Short task.
From the line that includes "What does this" to the last line of the records, inclusive, repeat each line exactly.

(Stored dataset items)
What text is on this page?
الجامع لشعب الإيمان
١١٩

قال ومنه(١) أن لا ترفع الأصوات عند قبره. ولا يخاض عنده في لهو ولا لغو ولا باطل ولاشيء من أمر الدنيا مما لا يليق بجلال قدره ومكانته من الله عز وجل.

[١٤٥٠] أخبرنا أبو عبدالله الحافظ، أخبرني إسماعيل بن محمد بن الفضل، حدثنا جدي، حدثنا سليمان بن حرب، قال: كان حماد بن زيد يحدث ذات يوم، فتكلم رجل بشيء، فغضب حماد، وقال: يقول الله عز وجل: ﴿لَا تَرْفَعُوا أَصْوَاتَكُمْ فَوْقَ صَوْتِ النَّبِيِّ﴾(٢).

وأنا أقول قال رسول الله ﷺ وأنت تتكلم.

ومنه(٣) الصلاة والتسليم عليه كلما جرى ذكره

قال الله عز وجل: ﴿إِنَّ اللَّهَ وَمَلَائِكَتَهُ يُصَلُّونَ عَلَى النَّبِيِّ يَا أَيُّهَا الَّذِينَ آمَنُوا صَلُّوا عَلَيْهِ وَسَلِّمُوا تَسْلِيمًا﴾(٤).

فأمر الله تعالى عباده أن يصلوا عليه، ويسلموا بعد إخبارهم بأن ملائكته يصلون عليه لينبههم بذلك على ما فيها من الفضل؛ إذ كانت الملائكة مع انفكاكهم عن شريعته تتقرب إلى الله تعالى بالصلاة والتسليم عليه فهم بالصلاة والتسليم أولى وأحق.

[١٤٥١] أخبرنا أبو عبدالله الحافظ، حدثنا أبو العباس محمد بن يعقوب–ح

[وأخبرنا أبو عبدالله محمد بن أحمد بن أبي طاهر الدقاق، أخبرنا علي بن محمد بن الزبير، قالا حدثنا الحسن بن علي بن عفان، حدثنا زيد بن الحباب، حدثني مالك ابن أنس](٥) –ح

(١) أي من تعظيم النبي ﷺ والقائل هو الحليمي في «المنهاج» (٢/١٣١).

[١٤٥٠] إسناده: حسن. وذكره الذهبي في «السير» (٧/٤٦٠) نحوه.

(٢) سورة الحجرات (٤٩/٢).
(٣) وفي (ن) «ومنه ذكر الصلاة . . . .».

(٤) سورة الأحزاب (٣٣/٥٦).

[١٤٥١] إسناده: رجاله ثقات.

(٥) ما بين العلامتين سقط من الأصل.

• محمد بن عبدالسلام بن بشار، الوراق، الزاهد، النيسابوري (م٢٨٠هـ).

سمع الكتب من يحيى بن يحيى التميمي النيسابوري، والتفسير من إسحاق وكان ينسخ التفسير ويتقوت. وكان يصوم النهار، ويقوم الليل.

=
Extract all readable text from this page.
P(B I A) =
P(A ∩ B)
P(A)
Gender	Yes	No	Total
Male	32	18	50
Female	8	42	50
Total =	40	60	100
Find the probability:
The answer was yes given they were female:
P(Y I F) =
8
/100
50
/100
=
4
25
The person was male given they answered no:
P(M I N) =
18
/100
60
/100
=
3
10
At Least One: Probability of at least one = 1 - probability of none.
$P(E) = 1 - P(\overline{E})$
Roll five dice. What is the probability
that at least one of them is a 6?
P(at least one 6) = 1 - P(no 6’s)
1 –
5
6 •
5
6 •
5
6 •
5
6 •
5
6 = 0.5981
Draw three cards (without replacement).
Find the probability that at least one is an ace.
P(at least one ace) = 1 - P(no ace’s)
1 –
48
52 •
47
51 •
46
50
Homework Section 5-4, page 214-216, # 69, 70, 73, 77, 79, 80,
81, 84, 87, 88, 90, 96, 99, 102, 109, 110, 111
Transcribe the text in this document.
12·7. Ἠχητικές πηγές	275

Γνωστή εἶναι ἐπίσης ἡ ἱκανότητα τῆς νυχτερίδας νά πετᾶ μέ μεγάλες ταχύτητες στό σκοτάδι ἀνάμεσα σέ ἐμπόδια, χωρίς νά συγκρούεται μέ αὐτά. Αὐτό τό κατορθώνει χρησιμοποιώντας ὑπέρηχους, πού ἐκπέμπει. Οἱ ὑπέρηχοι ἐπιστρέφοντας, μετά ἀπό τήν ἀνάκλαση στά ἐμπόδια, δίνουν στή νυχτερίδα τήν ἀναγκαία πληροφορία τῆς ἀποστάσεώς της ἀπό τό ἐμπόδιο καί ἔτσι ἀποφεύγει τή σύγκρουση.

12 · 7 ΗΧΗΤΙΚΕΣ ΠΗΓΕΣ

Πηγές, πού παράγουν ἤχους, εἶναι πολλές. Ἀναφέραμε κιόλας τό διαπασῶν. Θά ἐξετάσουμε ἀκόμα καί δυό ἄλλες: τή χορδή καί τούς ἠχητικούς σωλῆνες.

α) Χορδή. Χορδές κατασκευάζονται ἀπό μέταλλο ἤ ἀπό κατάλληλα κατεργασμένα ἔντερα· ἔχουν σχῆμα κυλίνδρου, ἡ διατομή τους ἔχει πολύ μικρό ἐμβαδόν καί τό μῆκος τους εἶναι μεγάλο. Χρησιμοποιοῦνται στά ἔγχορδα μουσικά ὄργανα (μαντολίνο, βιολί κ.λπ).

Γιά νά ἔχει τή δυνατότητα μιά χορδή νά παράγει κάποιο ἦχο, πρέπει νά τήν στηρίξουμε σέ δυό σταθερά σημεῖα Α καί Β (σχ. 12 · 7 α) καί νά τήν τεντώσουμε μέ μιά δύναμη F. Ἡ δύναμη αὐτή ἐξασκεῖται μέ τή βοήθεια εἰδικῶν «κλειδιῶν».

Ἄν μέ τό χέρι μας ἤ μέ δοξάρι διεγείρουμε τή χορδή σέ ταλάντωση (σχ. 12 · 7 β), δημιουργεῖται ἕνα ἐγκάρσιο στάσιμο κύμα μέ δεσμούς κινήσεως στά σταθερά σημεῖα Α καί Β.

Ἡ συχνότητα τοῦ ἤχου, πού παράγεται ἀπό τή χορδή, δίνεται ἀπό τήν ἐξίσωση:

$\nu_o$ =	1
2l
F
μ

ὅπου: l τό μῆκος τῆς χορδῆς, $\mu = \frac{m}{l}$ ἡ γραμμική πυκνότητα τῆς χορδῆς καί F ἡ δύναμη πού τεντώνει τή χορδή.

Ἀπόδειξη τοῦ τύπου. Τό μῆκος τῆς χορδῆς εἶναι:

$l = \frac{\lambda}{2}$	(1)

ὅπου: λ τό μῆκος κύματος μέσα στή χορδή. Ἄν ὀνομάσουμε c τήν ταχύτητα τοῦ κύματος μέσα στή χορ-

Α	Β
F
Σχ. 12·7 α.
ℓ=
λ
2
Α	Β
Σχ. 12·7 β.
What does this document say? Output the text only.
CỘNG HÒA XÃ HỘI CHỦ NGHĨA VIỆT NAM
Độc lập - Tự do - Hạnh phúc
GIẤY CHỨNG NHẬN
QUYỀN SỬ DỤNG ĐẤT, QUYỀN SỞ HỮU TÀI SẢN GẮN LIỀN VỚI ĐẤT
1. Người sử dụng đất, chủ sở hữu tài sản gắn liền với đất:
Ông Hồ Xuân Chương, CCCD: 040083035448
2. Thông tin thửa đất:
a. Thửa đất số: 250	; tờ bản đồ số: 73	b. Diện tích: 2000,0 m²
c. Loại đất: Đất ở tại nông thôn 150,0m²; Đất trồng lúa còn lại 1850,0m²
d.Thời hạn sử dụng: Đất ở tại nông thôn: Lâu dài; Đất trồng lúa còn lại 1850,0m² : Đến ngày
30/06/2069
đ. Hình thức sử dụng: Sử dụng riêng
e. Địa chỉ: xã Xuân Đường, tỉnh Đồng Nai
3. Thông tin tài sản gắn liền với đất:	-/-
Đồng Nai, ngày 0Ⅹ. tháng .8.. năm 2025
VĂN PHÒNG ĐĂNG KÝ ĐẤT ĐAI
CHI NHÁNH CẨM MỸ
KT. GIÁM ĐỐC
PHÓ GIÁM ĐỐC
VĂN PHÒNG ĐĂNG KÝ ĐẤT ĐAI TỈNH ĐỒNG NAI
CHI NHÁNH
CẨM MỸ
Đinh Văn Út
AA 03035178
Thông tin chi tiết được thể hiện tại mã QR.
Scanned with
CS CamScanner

Correct answer.
What does this document say? Output the text only.
CỘNG HÒA XÃ HỘI CHỦ NGHĨA VIỆT NAM
Độc lập - Tự do - Hạnh phúc
GIẤY CHỨNG NHẬN
QUYỀN SỬ DỤNG ĐẤT, QUYỀN SỞ HỮU TÀI SẢN GẮN LIỀN VỚI ĐẤT
1. Người sử dụng đất, chủ sở hữu tài sản gắn liền với đất:
Ông Hồ Xuân Chương, CCCD: 040083035448
2. Thông tin thửa đất:
a. Thửa đất số: 250	; tờ bản đồ số: 73	b. Diện tích: 2000,0 m²
c. Loại đất: Đất ở tại nông thôn 150,0m²; Đất trồng lúa còn lại 1850,0m²
d.Thời hạn sử dụng: Đất ở tại nông thôn: Lâu dài; Đất trồng lúa còn lại 1850,0m² : Đến ngày
30/06/2069
đ. Hình thức sử dụng: Sử dụng riêng
e. Địa chỉ: xã Xuân Đường, tỉnh Đồng Nai
3. Thông tin tài sản gắn liền với đất:	-/-
Đồng Nai, ngày 0Ⅹ. tháng .8.. năm 2025
VĂN PHÒNG ĐĂNG KÝ ĐẤT ĐAI
CHI NHÁNH CẨM MỸ
KT. GIÁM ĐỐC
PHÓ GIÁM ĐỐC
VĂN PHÒNG ĐĂNG KÝ ĐẤT ĐAI TỈNH ĐỒNG NAI
CHI NHÁNH
CẨM MỸ
Đinh Văn Út
AA 03035178
Thông tin chi tiết được thể hiện tại mã QR.
Scanned with
CS CamScanner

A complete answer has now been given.